_EXERCISE_:
All lines featuring the string "khen" are to be listed.

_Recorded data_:
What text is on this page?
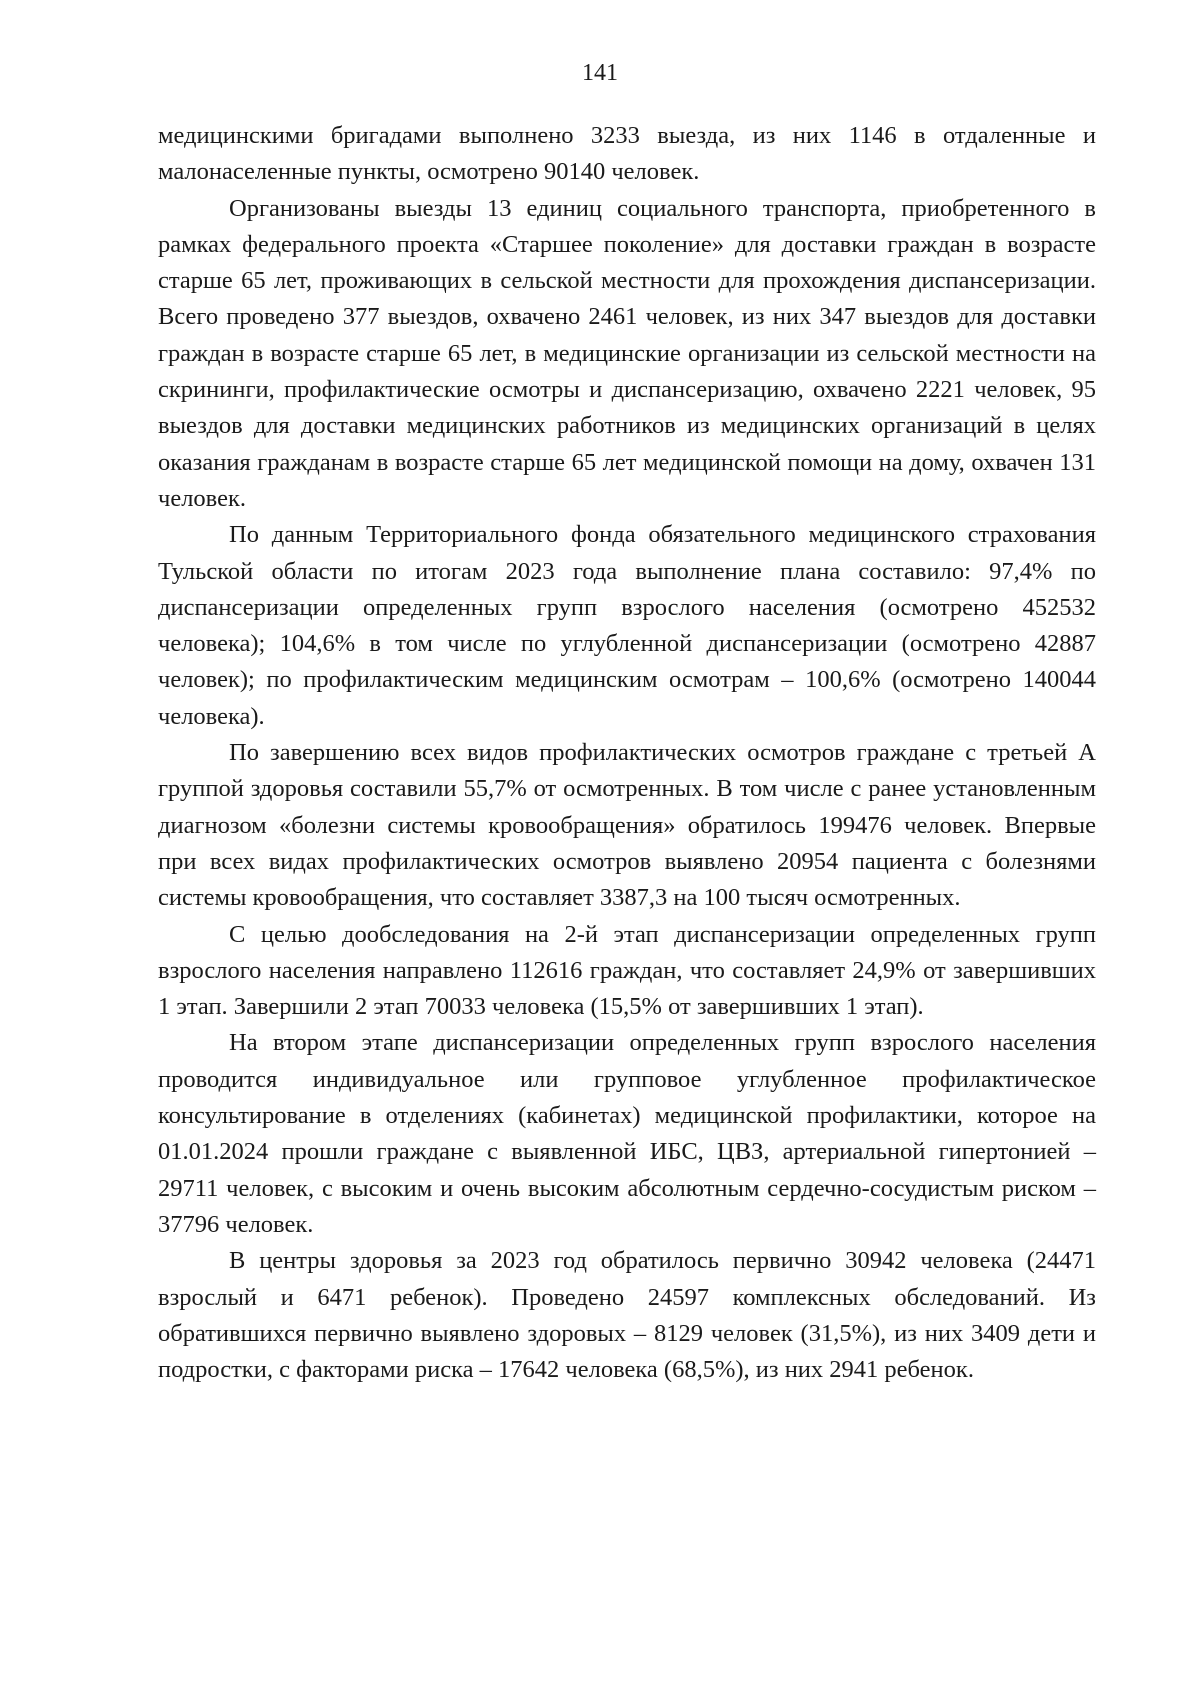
141

медицинскими бригадами выполнено 3233 выезда, из них 1146 в отдаленные и малонаселенные пункты, осмотрено 90140 человек.

Организованы выезды 13 единиц социального транспорта, приобретенного в рамках федерального проекта «Старшее поколение» для доставки граждан в возрасте старше 65 лет, проживающих в сельской местности для прохождения диспансеризации. Всего проведено 377 выездов, охвачено 2461 человек, из них 347 выездов для доставки граждан в возрасте старше 65 лет, в медицинские организации из сельской местности на скрининги, профилактические осмотры и диспансеризацию, охвачено 2221 человек, 95 выездов для доставки медицинских работников из медицинских организаций в целях оказания гражданам в возрасте старше 65 лет медицинской помощи на дому, охвачен 131 человек.

По данным Территориального фонда обязательного медицинского страхования Тульской области по итогам 2023 года выполнение плана составило: 97,4% по диспансеризации определенных групп взрослого населения (осмотрено 452532 человека); 104,6% в том числе по углубленной диспансеризации (осмотрено 42887 человек); по профилактическим медицинским осмотрам – 100,6% (осмотрено 140044 человека).

По завершению всех видов профилактических осмотров граждане с третьей А группой здоровья составили 55,7% от осмотренных. В том числе с ранее установленным диагнозом «болезни системы кровообращения» обратилось 199476 человек. Впервые при всех видах профилактических осмотров выявлено 20954 пациента с болезнями системы кровообращения, что составляет 3387,3 на 100 тысяч осмотренных.

С целью дообследования на 2-й этап диспансеризации определенных групп взрослого населения направлено 112616 граждан, что составляет 24,9% от завершивших 1 этап. Завершили 2 этап 70033 человека (15,5% от завершивших 1 этап).

На втором этапе диспансеризации определенных групп взрослого населения проводится индивидуальное или групповое углубленное профилактическое консультирование в отделениях (кабинетах) медицинской профилактики, которое на 01.01.2024 прошли граждане с выявленной ИБС, ЦВЗ, артериальной гипертонией – 29711 человек, с высоким и очень высоким абсолютным сердечно-сосудистым риском – 37796 человек.

В центры здоровья за 2023 год обратилось первично 30942 человека (24471 взрослый и 6471 ребенок). Проведено 24597 комплексных обследований. Из обратившихся первично выявлено здоровых – 8129 человек (31,5%), из них 3409 дети и подростки, с факторами риска – 17642 человека (68,5%), из них 2941 ребенок.
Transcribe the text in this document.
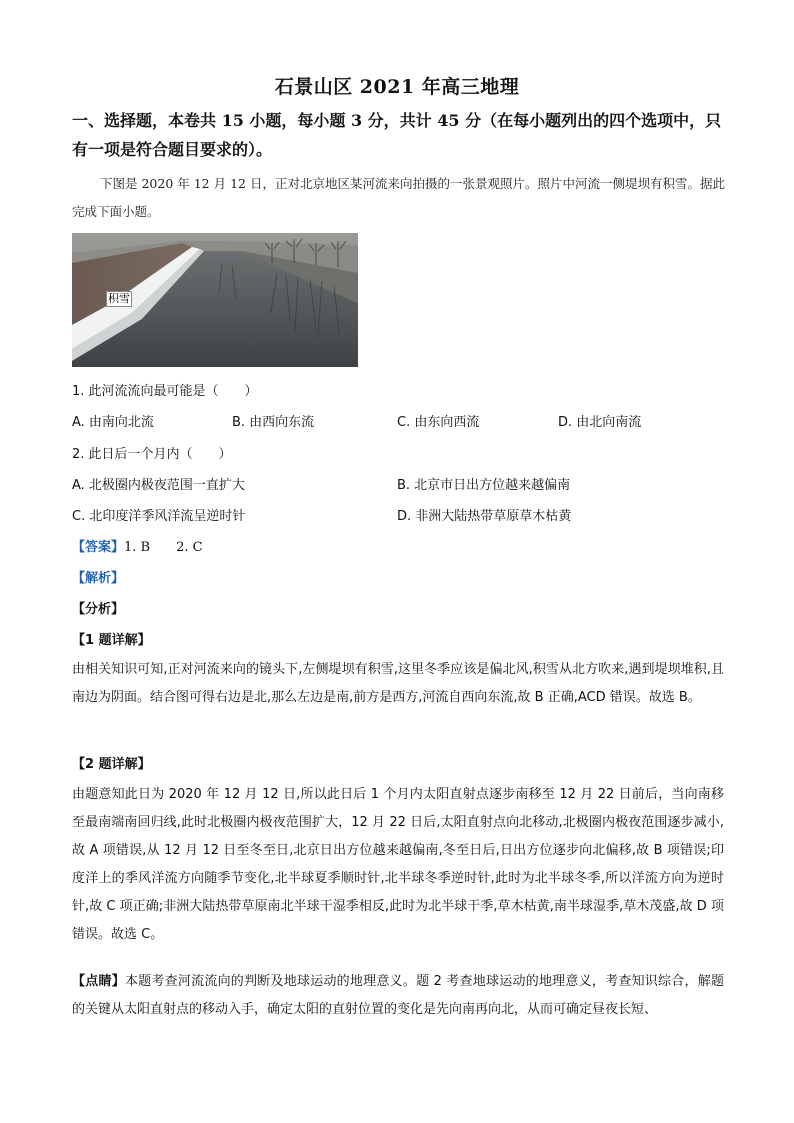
石景山区 2021 年高三地理
一、选择题，本卷共 15 小题，每小题 3 分，共计 45 分（在每小题列出的四个选项中，只有一项是符合题目要求的）。
下图是 2020 年 12 月 12 日，正对北京地区某河流来向拍摄的一张景观照片。照片中河流一侧堤坝有积雪。据此完成下面小题。
积雪
1. 此河流流向最可能是（　　）
A. 由南向北流	B. 由西向东流	C. 由东向西流	D. 由北向南流
2. 此日后一个月内（　　）
A. 北极圈内极夜范围一直扩大	B. 北京市日出方位越来越偏南
C. 北印度洋季风洋流呈逆时针	D. 非洲大陆热带草原草木枯黄
【答案】1. B　　2. C
【解析】
【分析】
【1 题详解】
由相关知识可知,正对河流来向的镜头下,左侧堤坝有积雪,这里冬季应该是偏北风,积雪从北方吹来,遇到堤坝堆积,且南边为阴面。结合图可得右边是北,那么左边是南,前方是西方,河流自西向东流,故 B 正确,ACD 错误。故选 B。
【2 题详解】
由题意知此日为 2020 年 12 月 12 日,所以此日后 1 个月内太阳直射点逐步南移至 12 月 22 日前后，当向南移至最南端南回归线,此时北极圈内极夜范围扩大，12 月 22 日后,太阳直射点向北移动,北极圈内极夜范围逐步减小,故 A 项错误,从 12 月 12 日至冬至日,北京日出方位越来越偏南,冬至日后,日出方位逐步向北偏移,故 B 项错误;印度洋上的季风洋流方向随季节变化,北半球夏季顺时针,北半球冬季逆时针,此时为北半球冬季,所以洋流方向为逆时针,故 C 项正确;非洲大陆热带草原南北半球干湿季相反,此时为北半球干季,草木枯黄,南半球湿季,草木茂盛,故 D 项错误。故选 C。
【点睛】本题考查河流流向的判断及地球运动的地理意义。题 2 考查地球运动的地理意义，考查知识综合，解题的关键从太阳直射点的移动入手，确定太阳的直射位置的变化是先向南再向北，从而可确定昼夜长短、
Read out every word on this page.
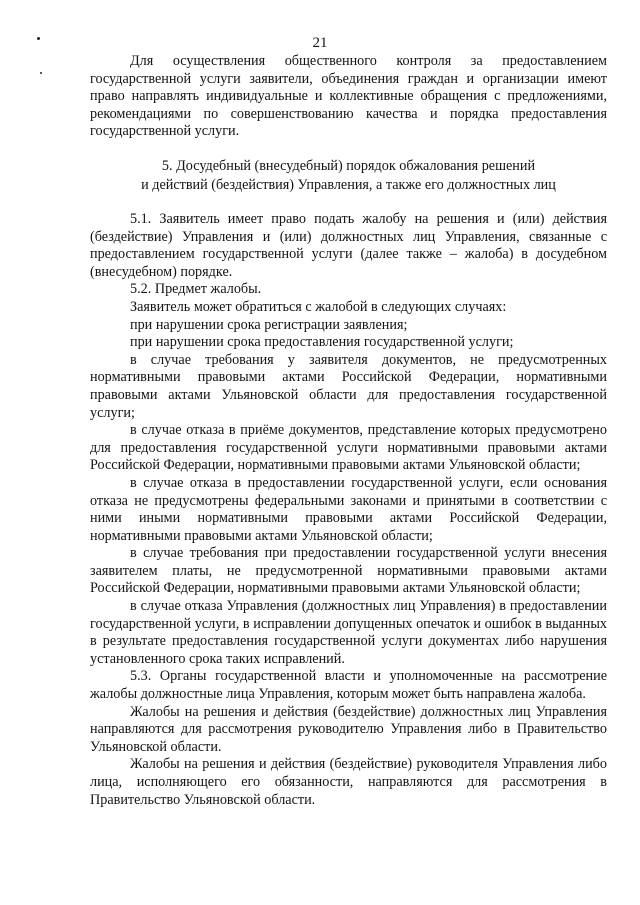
21

Для осуществления общественного контроля за предоставлением государственной услуги заявители, объединения граждан и организации имеют право направлять индивидуальные и коллективные обращения с предложениями, рекомендациями по совершенствованию качества и порядка предоставления государственной услуги.

5. Досудебный (внесудебный) порядок обжалования решений
и действий (бездействия) Управления, а также его должностных лиц

5.1. Заявитель имеет право подать жалобу на решения и (или) действия (бездействие) Управления и (или) должностных лиц Управления, связанные с предоставлением государственной услуги (далее также – жалоба) в досудебном (внесудебном) порядке.

5.2. Предмет жалобы.

Заявитель может обратиться с жалобой в следующих случаях:

при нарушении срока регистрации заявления;

при нарушении срока предоставления государственной услуги;

в случае требования у заявителя документов, не предусмотренных нормативными правовыми актами Российской Федерации, нормативными правовыми актами Ульяновской области для предоставления государственной услуги;

в случае отказа в приёме документов, представление которых предусмотрено для предоставления государственной услуги нормативными правовыми актами Российской Федерации, нормативными правовыми актами Ульяновской области;

в случае отказа в предоставлении государственной услуги, если основания отказа не предусмотрены федеральными законами и принятыми в соответствии с ними иными нормативными правовыми актами Российской Федерации, нормативными правовыми актами Ульяновской области;

в случае требования при предоставлении государственной услуги внесения заявителем платы, не предусмотренной нормативными правовыми актами Российской Федерации, нормативными правовыми актами Ульяновской области;

в случае отказа Управления (должностных лиц Управления) в предоставлении государственной услуги, в исправлении допущенных опечаток и ошибок в выданных в результате предоставления государственной услуги документах либо нарушения установленного срока таких исправлений.

5.3. Органы государственной власти и уполномоченные на рассмотрение жалобы должностные лица Управления, которым может быть направлена жалоба.

Жалобы на решения и действия (бездействие) должностных лиц Управления направляются для рассмотрения руководителю Управления либо в Правительство Ульяновской области.

Жалобы на решения и действия (бездействие) руководителя Управления либо лица, исполняющего его обязанности, направляются для рассмотрения в Правительство Ульяновской области.
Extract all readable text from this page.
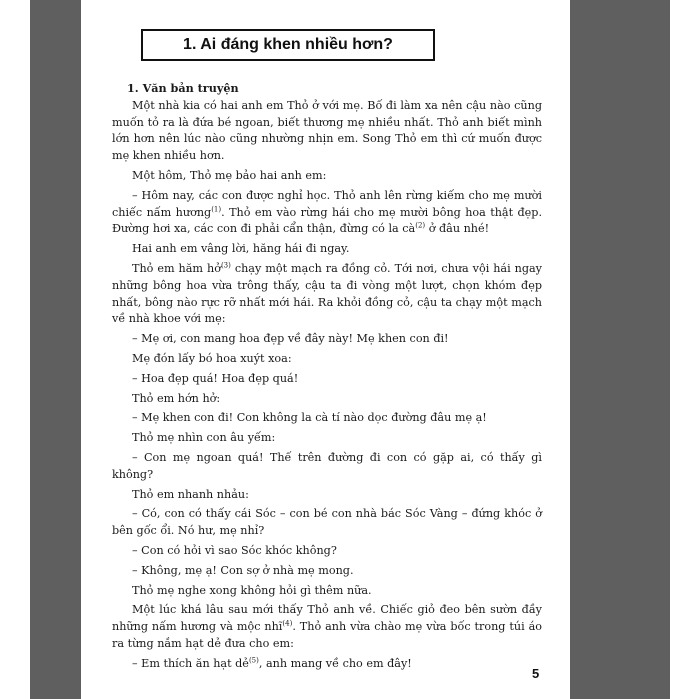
1. Ai đáng khen nhiều hơn?

1. Văn bản truyện

Một nhà kia có hai anh em Thỏ ở với mẹ. Bố đi làm xa nên cậu nào cũng muốn tỏ ra là đứa bé ngoan, biết thương mẹ nhiều nhất. Thỏ anh biết mình lớn hơn nên lúc nào cũng nhường nhịn em. Song Thỏ em thì cứ muốn được mẹ khen nhiều hơn.

Một hôm, Thỏ mẹ bảo hai anh em:

– Hôm nay, các con được nghỉ học. Thỏ anh lên rừng kiếm cho mẹ mười chiếc nấm hương$^{(1)}$. Thỏ em vào rừng hái cho mẹ mười bông hoa thật đẹp. Đường hơi xa, các con đi phải cẩn thận, đừng có la $cà^{(2)}$ ở đâu nhé!

Hai anh em vâng lời, hăng hái đi ngay.

Thỏ em hăm hở$^{(3)}$ chạy một mạch ra đồng cỏ. Tới nơi, chưa vội hái ngay những bông hoa vừa trông thấy, cậu ta đi vòng một lượt, chọn khóm đẹp nhất, bông nào rực rỡ nhất mới hái. Ra khỏi đồng cỏ, cậu ta chạy một mạch về nhà khoe với mẹ:

– Mẹ ơi, con mang hoa đẹp về đây này! Mẹ khen con đi!

Mẹ đón lấy bó hoa xuýt xoa:

– Hoa đẹp quá! Hoa đẹp quá!

Thỏ em hớn hở:

– Mẹ khen con đi! Con không la cà tí nào dọc đường đâu mẹ ạ!

Thỏ mẹ nhìn con âu yếm:

– Con mẹ ngoan quá! Thế trên đường đi con có gặp ai, có thấy gì không?

Thỏ em nhanh nhảu:

– Có, con có thấy cái Sóc – con bé con nhà bác Sóc Vàng – đứng khóc ở bên gốc ổi. Nó hư, mẹ nhỉ?

– Con có hỏi vì sao Sóc khóc không?

– Không, mẹ ạ! Con sợ ở nhà mẹ mong.

Thỏ mẹ nghe xong không hỏi gì thêm nữa.

Một lúc khá lâu sau mới thấy Thỏ anh về. Chiếc giỏ đeo bên sườn đầy những nấm hương và mộc nhĩ$^{(4)}$. Thỏ anh vừa chào mẹ vừa bốc trong túi áo ra từng nắm hạt dẻ đưa cho em:

– Em thích ăn hạt dẻ$^{(5)}$, anh mang về cho em đây!

5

_RESPONSE TO THE EXERCISE_:
1. Ai đáng khen nhiều hơn?
Một nhà kia có hai anh em Thỏ ở với mẹ. Bố đi làm xa nên cậu nào cũng muốn tỏ ra là đứa bé ngoan, biết thương mẹ nhiều nhất. Thỏ anh biết mình lớn hơn nên lúc nào cũng nhường nhịn em. Song Thỏ em thì cứ muốn được mẹ khen nhiều hơn.
– Mẹ ơi, con mang hoa đẹp về đây này! Mẹ khen con đi!
– Mẹ khen con đi! Con không la cà tí nào dọc đường đâu mẹ ạ!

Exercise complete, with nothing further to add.